(WRITTEN EXERCISE):
Extract every line from the records below that contains the word "xlabel".

(Items from a figure collection):

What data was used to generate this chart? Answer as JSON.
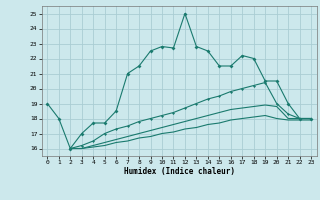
{
  "xlabel": "Humidex (Indice chaleur)",
  "xlim": [
    -0.5,
    23.5
  ],
  "ylim": [
    15.5,
    25.5
  ],
  "yticks": [
    16,
    17,
    18,
    19,
    20,
    21,
    22,
    23,
    24,
    25
  ],
  "xticks": [
    0,
    1,
    2,
    3,
    4,
    5,
    6,
    7,
    8,
    9,
    10,
    11,
    12,
    13,
    14,
    15,
    16,
    17,
    18,
    19,
    20,
    21,
    22,
    23
  ],
  "background_color": "#cce8ec",
  "grid_color": "#aacdd4",
  "line_color": "#1a7a6e",
  "line1_x": [
    0,
    1,
    2,
    3,
    4,
    5,
    6,
    7,
    8,
    9,
    10,
    11,
    12,
    13,
    14,
    15,
    16,
    17,
    18,
    19,
    20,
    21,
    22,
    23
  ],
  "line1_y": [
    19.0,
    18.0,
    16.0,
    17.0,
    17.7,
    17.7,
    18.5,
    21.0,
    21.5,
    22.5,
    22.8,
    22.7,
    25.0,
    22.8,
    22.5,
    21.5,
    21.5,
    22.2,
    22.0,
    20.5,
    20.5,
    19.0,
    18.0,
    18.0
  ],
  "line2_x": [
    2,
    3,
    4,
    5,
    6,
    7,
    8,
    9,
    10,
    11,
    12,
    13,
    14,
    15,
    16,
    17,
    18,
    19,
    20,
    21,
    22,
    23
  ],
  "line2_y": [
    16.0,
    16.2,
    16.5,
    17.0,
    17.3,
    17.5,
    17.8,
    18.0,
    18.2,
    18.4,
    18.7,
    19.0,
    19.3,
    19.5,
    19.8,
    20.0,
    20.2,
    20.4,
    19.0,
    18.3,
    18.0,
    18.0
  ],
  "line3_x": [
    2,
    3,
    4,
    5,
    6,
    7,
    8,
    9,
    10,
    11,
    12,
    13,
    14,
    15,
    16,
    17,
    18,
    19,
    20,
    21,
    22,
    23
  ],
  "line3_y": [
    16.0,
    16.0,
    16.2,
    16.4,
    16.6,
    16.8,
    17.0,
    17.2,
    17.4,
    17.6,
    17.8,
    18.0,
    18.2,
    18.4,
    18.6,
    18.7,
    18.8,
    18.9,
    18.8,
    18.0,
    18.0,
    18.0
  ],
  "line4_x": [
    2,
    3,
    4,
    5,
    6,
    7,
    8,
    9,
    10,
    11,
    12,
    13,
    14,
    15,
    16,
    17,
    18,
    19,
    20,
    21,
    22,
    23
  ],
  "line4_y": [
    16.0,
    16.0,
    16.1,
    16.2,
    16.4,
    16.5,
    16.7,
    16.8,
    17.0,
    17.1,
    17.3,
    17.4,
    17.6,
    17.7,
    17.9,
    18.0,
    18.1,
    18.2,
    18.0,
    17.9,
    17.9,
    17.9
  ]
}
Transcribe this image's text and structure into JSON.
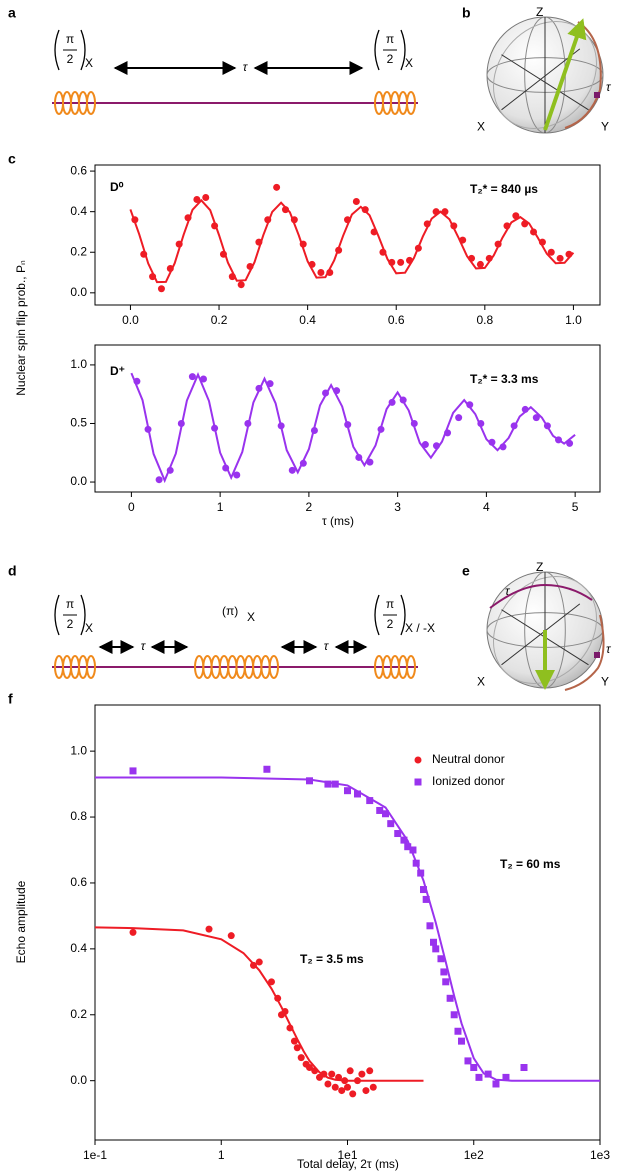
{
  "panel_labels": [
    "a",
    "b",
    "c",
    "d",
    "e",
    "f"
  ],
  "diagrams": {
    "a": {
      "pulses": [
        {
          "numerator": "π",
          "denominator": "2",
          "subscript": "X"
        },
        {
          "numerator": "π",
          "denominator": "2",
          "subscript": "X"
        }
      ],
      "delay": "τ"
    },
    "b": {
      "axes": [
        "Z",
        "X",
        "Y"
      ],
      "rotation": "τ"
    },
    "d": {
      "pulses": [
        {
          "numerator": "π",
          "denominator": "2",
          "subscript": "X"
        },
        {
          "text": "(π)",
          "subscript": "X"
        },
        {
          "numerator": "π",
          "denominator": "2",
          "subscript": "X / -X"
        }
      ],
      "delays": [
        "τ",
        "τ"
      ]
    },
    "e": {
      "axes": [
        "Z",
        "X",
        "Y"
      ],
      "rotations": [
        "τ",
        "τ"
      ]
    }
  },
  "chart_data": [
    {
      "type": "scatter",
      "ylabel": "Nuclear spin flip prob., Pₙ",
      "xlim": [
        -0.08,
        1.06
      ],
      "ylim": [
        -0.06,
        0.63
      ],
      "xticks": [
        {
          "value": 0,
          "label": "0.0"
        },
        0.2,
        0.4,
        0.6,
        0.8,
        {
          "value": 1,
          "label": "1.0"
        }
      ],
      "yticks": [
        {
          "value": 0,
          "label": "0.0"
        },
        0.2,
        0.4,
        0.6
      ],
      "annotations": [
        {
          "text": "D⁰",
          "color": "#ee1c25"
        },
        {
          "text": "T₂* = 840 µs",
          "color": "#ee1c25"
        }
      ],
      "series": [
        {
          "color": "#ee1c25",
          "marker": "circle",
          "x": [
            0.01,
            0.03,
            0.05,
            0.07,
            0.09,
            0.11,
            0.13,
            0.15,
            0.17,
            0.19,
            0.21,
            0.23,
            0.25,
            0.27,
            0.29,
            0.31,
            0.33,
            0.35,
            0.37,
            0.39,
            0.41,
            0.43,
            0.45,
            0.47,
            0.49,
            0.51,
            0.53,
            0.55,
            0.57,
            0.59,
            0.61,
            0.63,
            0.65,
            0.67,
            0.69,
            0.71,
            0.73,
            0.75,
            0.77,
            0.79,
            0.81,
            0.83,
            0.85,
            0.87,
            0.89,
            0.91,
            0.93,
            0.95,
            0.97,
            0.99
          ],
          "values": [
            0.36,
            0.19,
            0.08,
            0.02,
            0.12,
            0.24,
            0.37,
            0.46,
            0.47,
            0.33,
            0.19,
            0.08,
            0.04,
            0.13,
            0.25,
            0.36,
            0.52,
            0.41,
            0.36,
            0.24,
            0.14,
            0.1,
            0.1,
            0.21,
            0.36,
            0.45,
            0.41,
            0.3,
            0.2,
            0.15,
            0.15,
            0.16,
            0.22,
            0.34,
            0.4,
            0.4,
            0.33,
            0.26,
            0.17,
            0.14,
            0.17,
            0.24,
            0.33,
            0.38,
            0.34,
            0.3,
            0.25,
            0.2,
            0.17,
            0.19
          ]
        },
        {
          "color": "#ee1c25",
          "marker": "line",
          "x": [
            0,
            0.02,
            0.04,
            0.06,
            0.08,
            0.1,
            0.12,
            0.14,
            0.16,
            0.18,
            0.2,
            0.22,
            0.24,
            0.26,
            0.28,
            0.3,
            0.32,
            0.34,
            0.36,
            0.38,
            0.4,
            0.42,
            0.44,
            0.46,
            0.48,
            0.5,
            0.52,
            0.54,
            0.56,
            0.58,
            0.6,
            0.62,
            0.64,
            0.66,
            0.68,
            0.7,
            0.72,
            0.74,
            0.76,
            0.78,
            0.8,
            0.82,
            0.84,
            0.86,
            0.88,
            0.9,
            0.92,
            0.94,
            0.96,
            0.98,
            1.0
          ],
          "values": [
            0.411,
            0.287,
            0.145,
            0.053,
            0.054,
            0.146,
            0.286,
            0.409,
            0.456,
            0.407,
            0.285,
            0.149,
            0.06,
            0.062,
            0.151,
            0.284,
            0.399,
            0.444,
            0.397,
            0.283,
            0.156,
            0.075,
            0.077,
            0.16,
            0.281,
            0.386,
            0.424,
            0.382,
            0.279,
            0.167,
            0.096,
            0.099,
            0.171,
            0.277,
            0.366,
            0.4,
            0.363,
            0.275,
            0.18,
            0.12,
            0.123,
            0.184,
            0.272,
            0.347,
            0.373,
            0.342,
            0.27,
            0.193,
            0.146,
            0.148,
            0.198
          ]
        }
      ]
    },
    {
      "type": "scatter",
      "xlabel": "τ (ms)",
      "xlim": [
        -0.41,
        5.28
      ],
      "ylim": [
        -0.085,
        1.17
      ],
      "xticks": [
        0,
        1,
        2,
        3,
        4,
        5
      ],
      "yticks": [
        {
          "value": 0,
          "label": "0.0"
        },
        0.5,
        {
          "value": 1,
          "label": "1.0"
        }
      ],
      "annotations": [
        {
          "text": "D⁺",
          "color": "#9933ee"
        },
        {
          "text": "T₂* = 3.3 ms",
          "color": "#9933ee"
        }
      ],
      "series": [
        {
          "color": "#9933ee",
          "marker": "circle",
          "x": [
            0.0625,
            0.1875,
            0.3125,
            0.4375,
            0.5625,
            0.6875,
            0.8125,
            0.9375,
            1.0625,
            1.1875,
            1.3125,
            1.4375,
            1.5625,
            1.6875,
            1.8125,
            1.9375,
            2.0625,
            2.1875,
            2.3125,
            2.4375,
            2.5625,
            2.6875,
            2.8125,
            2.9375,
            3.0625,
            3.1875,
            3.3125,
            3.4375,
            3.5625,
            3.6875,
            3.8125,
            3.9375,
            4.0625,
            4.1875,
            4.3125,
            4.4375,
            4.5625,
            4.6875,
            4.8125,
            4.9375
          ],
          "values": [
            0.86,
            0.45,
            0.02,
            0.1,
            0.5,
            0.9,
            0.88,
            0.46,
            0.12,
            0.06,
            0.5,
            0.8,
            0.84,
            0.48,
            0.1,
            0.16,
            0.44,
            0.76,
            0.78,
            0.49,
            0.21,
            0.17,
            0.45,
            0.68,
            0.7,
            0.5,
            0.32,
            0.31,
            0.42,
            0.55,
            0.66,
            0.5,
            0.34,
            0.3,
            0.48,
            0.62,
            0.55,
            0.48,
            0.36,
            0.33
          ]
        },
        {
          "color": "#9933ee",
          "marker": "line",
          "x": [
            0,
            0.125,
            0.25,
            0.375,
            0.5,
            0.625,
            0.75,
            0.875,
            1,
            1.125,
            1.25,
            1.375,
            1.5,
            1.625,
            1.75,
            1.875,
            2,
            2.125,
            2.25,
            2.375,
            2.5,
            2.625,
            2.75,
            2.875,
            3,
            3.125,
            3.25,
            3.375,
            3.5,
            3.625,
            3.75,
            3.875,
            4,
            4.125,
            4.25,
            4.375,
            4.5,
            4.625,
            4.75,
            4.875,
            5
          ],
          "values": [
            0.93,
            0.7,
            0.24,
            0.013,
            0.243,
            0.696,
            0.917,
            0.692,
            0.251,
            0.038,
            0.257,
            0.68,
            0.882,
            0.672,
            0.273,
            0.083,
            0.281,
            0.654,
            0.828,
            0.644,
            0.302,
            0.143,
            0.312,
            0.623,
            0.765,
            0.612,
            0.334,
            0.208,
            0.345,
            0.59,
            0.7,
            0.58,
            0.366,
            0.272,
            0.376,
            0.56,
            0.639,
            0.55,
            0.395,
            0.328,
            0.403
          ]
        }
      ]
    },
    {
      "type": "scatter",
      "xscale": "log",
      "xlabel": "Total delay, 2τ (ms)",
      "ylabel": "Echo amplitude",
      "xlim": [
        0.1,
        1000
      ],
      "ylim": [
        -0.18,
        1.14
      ],
      "xticks": [
        {
          "value": 0.1,
          "label": "1e-1"
        },
        1,
        {
          "value": 10,
          "label": "1e1"
        },
        {
          "value": 100,
          "label": "1e2"
        },
        {
          "value": 1000,
          "label": "1e3"
        }
      ],
      "yticks": [
        {
          "value": 0,
          "label": "0.0"
        },
        0.2,
        0.4,
        0.6,
        0.8,
        {
          "value": 1,
          "label": "1.0"
        }
      ],
      "legend": "upper right",
      "annotations": [
        {
          "text": "T₂ = 3.5 ms",
          "color": "#ee1c25"
        },
        {
          "text": "T₂ = 60 ms",
          "color": "#9933ee"
        }
      ],
      "series": [
        {
          "name": "Neutral donor",
          "color": "#ee1c25",
          "marker": "circle",
          "x": [
            0.2,
            0.8,
            1.2,
            1.8,
            2.0,
            2.5,
            2.8,
            3.0,
            3.2,
            3.5,
            3.8,
            4.0,
            4.3,
            4.7,
            5.0,
            5.5,
            6,
            6.5,
            7,
            7.5,
            8,
            8.5,
            9,
            9.5,
            10,
            10.5,
            11,
            12,
            13,
            14,
            15,
            16
          ],
          "values": [
            0.45,
            0.46,
            0.44,
            0.35,
            0.36,
            0.3,
            0.25,
            0.2,
            0.21,
            0.16,
            0.12,
            0.1,
            0.07,
            0.05,
            0.04,
            0.03,
            0.01,
            0.02,
            -0.01,
            0.02,
            -0.02,
            0.01,
            -0.03,
            0,
            -0.02,
            0.03,
            -0.04,
            0,
            0.02,
            -0.03,
            0.03,
            -0.02
          ]
        },
        {
          "name": "Ionized donor",
          "color": "#9933ee",
          "marker": "square",
          "x": [
            0.2,
            2.3,
            5,
            7,
            8,
            10,
            12,
            15,
            18,
            20,
            22,
            25,
            28,
            30,
            33,
            35,
            38,
            40,
            42,
            45,
            48,
            50,
            55,
            58,
            60,
            65,
            70,
            75,
            80,
            90,
            100,
            110,
            130,
            150,
            180,
            250
          ],
          "values": [
            0.94,
            0.945,
            0.91,
            0.9,
            0.9,
            0.88,
            0.87,
            0.85,
            0.82,
            0.81,
            0.78,
            0.75,
            0.73,
            0.71,
            0.7,
            0.66,
            0.63,
            0.58,
            0.55,
            0.47,
            0.42,
            0.4,
            0.37,
            0.33,
            0.3,
            0.25,
            0.2,
            0.15,
            0.12,
            0.06,
            0.04,
            0.01,
            0.02,
            -0.01,
            0.01,
            0.04
          ]
        },
        {
          "color": "#ee1c25",
          "marker": "line",
          "x": [
            0.1,
            0.2,
            0.5,
            1,
            1.5,
            2,
            2.5,
            3,
            3.5,
            4,
            4.5,
            5,
            6,
            7,
            8,
            10,
            15,
            20,
            40
          ],
          "values": [
            0.465,
            0.463,
            0.456,
            0.429,
            0.387,
            0.335,
            0.279,
            0.223,
            0.171,
            0.126,
            0.089,
            0.06,
            0.025,
            0.009,
            0.003,
            0,
            0,
            0,
            0
          ]
        },
        {
          "color": "#9933ee",
          "marker": "line",
          "x": [
            0.1,
            1,
            5,
            10,
            20,
            30,
            40,
            50,
            60,
            70,
            80,
            100,
            120,
            150,
            200,
            500,
            1000
          ],
          "values": [
            0.92,
            0.92,
            0.914,
            0.896,
            0.829,
            0.728,
            0.607,
            0.48,
            0.361,
            0.257,
            0.174,
            0.068,
            0.022,
            0.003,
            0,
            0,
            0
          ]
        }
      ]
    }
  ]
}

(PROBLEM SOLUTION):
  "xlabel": "Humidex (Indice chaleur)",
      "xlabel": "τ (ms)",
      "xlabel": "Total delay, 2τ (ms)",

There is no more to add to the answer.